PROBLEM REQUIREMENTS>
Search the records for "Weekday" and copy each line that holds it.

(Structured figure records)
>> START
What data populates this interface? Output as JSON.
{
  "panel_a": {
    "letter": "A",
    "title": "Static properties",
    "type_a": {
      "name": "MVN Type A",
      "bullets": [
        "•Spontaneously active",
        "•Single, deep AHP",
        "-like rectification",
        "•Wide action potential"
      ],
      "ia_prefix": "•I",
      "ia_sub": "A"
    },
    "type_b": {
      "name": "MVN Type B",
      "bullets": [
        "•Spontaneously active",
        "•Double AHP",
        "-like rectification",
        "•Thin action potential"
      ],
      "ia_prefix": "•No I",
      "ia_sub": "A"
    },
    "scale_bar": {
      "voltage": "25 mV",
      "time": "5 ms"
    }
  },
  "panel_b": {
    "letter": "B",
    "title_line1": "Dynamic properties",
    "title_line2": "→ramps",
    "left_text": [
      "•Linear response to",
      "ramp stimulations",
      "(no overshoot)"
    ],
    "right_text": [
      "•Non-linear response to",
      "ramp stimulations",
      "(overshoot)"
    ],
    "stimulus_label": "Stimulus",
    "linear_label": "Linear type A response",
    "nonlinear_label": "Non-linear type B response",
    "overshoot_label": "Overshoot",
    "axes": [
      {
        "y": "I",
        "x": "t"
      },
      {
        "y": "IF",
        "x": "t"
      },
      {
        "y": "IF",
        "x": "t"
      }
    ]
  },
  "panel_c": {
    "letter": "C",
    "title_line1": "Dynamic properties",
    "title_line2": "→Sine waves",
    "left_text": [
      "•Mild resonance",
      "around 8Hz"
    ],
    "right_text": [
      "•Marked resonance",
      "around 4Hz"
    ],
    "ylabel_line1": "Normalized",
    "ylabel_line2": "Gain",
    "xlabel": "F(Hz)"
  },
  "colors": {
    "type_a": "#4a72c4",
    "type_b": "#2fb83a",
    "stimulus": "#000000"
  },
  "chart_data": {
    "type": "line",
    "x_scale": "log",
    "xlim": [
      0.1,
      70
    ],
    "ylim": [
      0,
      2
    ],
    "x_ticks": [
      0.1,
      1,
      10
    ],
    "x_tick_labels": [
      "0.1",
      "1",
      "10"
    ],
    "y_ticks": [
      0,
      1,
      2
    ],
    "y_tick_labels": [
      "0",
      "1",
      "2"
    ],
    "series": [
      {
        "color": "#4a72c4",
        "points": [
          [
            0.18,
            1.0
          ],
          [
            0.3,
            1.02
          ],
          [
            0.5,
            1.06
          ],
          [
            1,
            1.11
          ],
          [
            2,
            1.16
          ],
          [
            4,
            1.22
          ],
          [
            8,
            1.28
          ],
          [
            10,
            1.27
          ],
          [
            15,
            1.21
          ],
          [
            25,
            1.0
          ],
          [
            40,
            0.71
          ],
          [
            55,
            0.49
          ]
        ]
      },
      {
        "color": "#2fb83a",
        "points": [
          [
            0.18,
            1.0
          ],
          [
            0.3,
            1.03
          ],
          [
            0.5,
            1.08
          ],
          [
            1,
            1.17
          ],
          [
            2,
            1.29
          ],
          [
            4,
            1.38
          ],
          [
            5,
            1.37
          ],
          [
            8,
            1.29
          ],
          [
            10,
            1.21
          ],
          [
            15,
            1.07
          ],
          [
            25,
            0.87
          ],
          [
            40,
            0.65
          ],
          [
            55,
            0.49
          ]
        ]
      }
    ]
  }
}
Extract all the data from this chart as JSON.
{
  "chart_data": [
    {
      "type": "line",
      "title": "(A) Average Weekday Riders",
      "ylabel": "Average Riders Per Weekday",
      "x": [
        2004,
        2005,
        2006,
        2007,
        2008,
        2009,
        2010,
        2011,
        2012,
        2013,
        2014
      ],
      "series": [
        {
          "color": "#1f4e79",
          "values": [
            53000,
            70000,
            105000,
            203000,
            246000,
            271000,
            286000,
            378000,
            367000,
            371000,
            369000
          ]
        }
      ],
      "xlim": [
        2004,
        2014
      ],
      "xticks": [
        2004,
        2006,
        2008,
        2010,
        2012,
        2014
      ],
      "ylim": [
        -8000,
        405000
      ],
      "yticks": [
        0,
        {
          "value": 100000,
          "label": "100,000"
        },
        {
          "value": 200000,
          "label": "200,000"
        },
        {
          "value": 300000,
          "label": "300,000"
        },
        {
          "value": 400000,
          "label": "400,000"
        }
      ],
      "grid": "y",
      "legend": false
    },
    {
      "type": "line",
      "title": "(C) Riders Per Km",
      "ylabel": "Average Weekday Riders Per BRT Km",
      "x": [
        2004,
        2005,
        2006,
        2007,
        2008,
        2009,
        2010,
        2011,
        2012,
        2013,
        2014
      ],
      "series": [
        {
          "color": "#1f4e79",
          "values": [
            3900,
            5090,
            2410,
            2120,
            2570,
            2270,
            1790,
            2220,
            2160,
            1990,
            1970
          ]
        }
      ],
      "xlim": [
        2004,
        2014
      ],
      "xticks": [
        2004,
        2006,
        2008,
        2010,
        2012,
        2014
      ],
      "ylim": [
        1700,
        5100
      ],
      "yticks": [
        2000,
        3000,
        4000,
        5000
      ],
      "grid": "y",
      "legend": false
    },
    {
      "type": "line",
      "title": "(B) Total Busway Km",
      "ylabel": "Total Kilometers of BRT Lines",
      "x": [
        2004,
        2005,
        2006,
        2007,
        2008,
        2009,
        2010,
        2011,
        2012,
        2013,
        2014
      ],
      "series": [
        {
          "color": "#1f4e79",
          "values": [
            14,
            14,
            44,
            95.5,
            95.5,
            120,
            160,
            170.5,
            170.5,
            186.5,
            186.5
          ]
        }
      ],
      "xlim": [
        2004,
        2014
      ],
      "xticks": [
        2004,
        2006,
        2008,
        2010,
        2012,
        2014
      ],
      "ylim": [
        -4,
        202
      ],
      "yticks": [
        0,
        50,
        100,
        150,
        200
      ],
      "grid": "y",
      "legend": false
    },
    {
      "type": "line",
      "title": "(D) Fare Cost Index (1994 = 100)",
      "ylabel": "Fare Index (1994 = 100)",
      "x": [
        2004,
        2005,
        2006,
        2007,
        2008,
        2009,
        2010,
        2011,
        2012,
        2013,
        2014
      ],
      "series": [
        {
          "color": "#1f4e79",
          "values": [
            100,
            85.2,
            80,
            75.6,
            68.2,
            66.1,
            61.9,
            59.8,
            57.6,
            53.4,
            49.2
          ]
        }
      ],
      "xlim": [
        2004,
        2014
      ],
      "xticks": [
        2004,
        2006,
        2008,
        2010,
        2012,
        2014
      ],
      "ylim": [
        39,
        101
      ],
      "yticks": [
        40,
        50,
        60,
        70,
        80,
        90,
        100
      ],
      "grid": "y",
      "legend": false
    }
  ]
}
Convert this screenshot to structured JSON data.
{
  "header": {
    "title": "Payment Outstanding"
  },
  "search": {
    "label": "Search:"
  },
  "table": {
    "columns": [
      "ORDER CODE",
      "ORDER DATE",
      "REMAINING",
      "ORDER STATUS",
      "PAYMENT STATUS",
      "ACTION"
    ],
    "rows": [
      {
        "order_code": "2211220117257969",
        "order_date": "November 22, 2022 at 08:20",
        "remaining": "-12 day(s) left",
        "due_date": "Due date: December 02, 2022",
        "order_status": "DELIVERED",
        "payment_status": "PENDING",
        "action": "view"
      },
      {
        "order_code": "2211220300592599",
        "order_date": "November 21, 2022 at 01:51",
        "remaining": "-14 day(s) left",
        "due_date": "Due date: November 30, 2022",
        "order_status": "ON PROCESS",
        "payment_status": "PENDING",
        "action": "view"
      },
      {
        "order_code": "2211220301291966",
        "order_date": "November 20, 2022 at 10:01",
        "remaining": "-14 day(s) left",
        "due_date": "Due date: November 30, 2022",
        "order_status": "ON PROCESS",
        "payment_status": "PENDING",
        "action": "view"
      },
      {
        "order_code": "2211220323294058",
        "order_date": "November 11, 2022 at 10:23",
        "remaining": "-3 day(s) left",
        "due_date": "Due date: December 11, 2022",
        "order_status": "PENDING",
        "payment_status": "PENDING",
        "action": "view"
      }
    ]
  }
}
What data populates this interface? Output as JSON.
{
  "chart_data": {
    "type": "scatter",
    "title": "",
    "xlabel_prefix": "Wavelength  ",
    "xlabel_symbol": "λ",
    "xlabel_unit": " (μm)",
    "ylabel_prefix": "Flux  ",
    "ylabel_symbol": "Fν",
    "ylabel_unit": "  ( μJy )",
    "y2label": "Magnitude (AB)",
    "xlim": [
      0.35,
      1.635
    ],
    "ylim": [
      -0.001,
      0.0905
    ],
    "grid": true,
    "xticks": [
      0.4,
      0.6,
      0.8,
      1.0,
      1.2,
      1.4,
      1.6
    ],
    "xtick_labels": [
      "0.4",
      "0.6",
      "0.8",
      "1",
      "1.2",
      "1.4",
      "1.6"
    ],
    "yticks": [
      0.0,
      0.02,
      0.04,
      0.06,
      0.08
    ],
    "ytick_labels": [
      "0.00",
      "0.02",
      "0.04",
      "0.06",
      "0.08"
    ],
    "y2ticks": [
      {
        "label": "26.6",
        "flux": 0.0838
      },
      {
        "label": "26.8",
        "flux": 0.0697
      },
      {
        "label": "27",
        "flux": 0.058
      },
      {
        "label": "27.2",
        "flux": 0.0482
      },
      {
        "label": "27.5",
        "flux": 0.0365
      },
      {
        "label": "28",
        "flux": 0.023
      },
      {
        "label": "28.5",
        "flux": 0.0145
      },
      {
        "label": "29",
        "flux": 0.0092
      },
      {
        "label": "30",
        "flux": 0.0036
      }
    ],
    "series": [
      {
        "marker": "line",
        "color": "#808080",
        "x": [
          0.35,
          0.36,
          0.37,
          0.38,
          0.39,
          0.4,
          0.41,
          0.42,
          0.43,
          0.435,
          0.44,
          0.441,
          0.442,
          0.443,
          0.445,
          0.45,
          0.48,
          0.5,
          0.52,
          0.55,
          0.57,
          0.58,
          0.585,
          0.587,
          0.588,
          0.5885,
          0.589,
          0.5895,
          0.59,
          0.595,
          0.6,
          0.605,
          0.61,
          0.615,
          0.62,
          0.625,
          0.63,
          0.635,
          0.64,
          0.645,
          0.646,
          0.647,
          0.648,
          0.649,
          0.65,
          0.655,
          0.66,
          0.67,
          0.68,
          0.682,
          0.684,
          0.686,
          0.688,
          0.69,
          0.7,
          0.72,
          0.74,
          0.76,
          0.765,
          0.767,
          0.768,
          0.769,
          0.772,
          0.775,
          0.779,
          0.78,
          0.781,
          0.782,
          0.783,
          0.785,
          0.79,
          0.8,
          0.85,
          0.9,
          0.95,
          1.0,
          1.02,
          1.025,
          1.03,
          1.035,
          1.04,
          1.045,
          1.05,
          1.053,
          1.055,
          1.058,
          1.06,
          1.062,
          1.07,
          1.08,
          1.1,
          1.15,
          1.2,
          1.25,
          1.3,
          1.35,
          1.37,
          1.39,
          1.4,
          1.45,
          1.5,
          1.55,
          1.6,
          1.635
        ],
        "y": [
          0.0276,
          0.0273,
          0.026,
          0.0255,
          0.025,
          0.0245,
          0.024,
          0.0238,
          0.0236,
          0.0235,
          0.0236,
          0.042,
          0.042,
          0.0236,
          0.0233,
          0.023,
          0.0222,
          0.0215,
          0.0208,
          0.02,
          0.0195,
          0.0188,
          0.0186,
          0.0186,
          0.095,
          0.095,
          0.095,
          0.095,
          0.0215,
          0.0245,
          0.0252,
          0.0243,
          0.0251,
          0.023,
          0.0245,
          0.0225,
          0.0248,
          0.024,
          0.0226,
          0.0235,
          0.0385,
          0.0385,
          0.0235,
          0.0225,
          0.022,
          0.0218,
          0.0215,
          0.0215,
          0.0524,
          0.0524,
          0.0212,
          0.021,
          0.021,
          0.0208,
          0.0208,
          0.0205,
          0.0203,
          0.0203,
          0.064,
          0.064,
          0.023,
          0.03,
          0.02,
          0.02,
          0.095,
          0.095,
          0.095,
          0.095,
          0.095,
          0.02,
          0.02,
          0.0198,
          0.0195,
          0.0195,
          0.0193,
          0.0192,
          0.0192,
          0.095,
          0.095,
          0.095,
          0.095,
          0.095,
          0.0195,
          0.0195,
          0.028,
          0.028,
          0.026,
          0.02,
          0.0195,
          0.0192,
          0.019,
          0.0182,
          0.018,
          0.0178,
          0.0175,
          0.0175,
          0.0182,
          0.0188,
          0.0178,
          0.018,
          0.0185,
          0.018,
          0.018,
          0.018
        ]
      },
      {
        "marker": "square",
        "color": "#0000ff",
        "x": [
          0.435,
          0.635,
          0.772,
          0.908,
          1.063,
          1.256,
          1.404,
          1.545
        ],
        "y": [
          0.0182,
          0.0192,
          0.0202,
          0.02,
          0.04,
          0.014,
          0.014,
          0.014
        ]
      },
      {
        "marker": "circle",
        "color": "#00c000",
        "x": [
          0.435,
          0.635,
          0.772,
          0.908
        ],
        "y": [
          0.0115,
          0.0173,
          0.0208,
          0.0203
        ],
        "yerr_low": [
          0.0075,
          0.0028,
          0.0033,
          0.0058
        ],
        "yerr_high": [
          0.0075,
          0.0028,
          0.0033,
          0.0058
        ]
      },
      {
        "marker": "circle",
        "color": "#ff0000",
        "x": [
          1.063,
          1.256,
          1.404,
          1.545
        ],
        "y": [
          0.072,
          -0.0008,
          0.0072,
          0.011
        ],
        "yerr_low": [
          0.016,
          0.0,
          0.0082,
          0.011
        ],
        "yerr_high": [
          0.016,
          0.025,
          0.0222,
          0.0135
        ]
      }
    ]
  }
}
>> END
RESULT OF THIS EXERCISE>
      "title": "(A) Average Weekday Riders",
      "ylabel": "Average Riders Per Weekday",
      "ylabel": "Average Weekday Riders Per BRT Km",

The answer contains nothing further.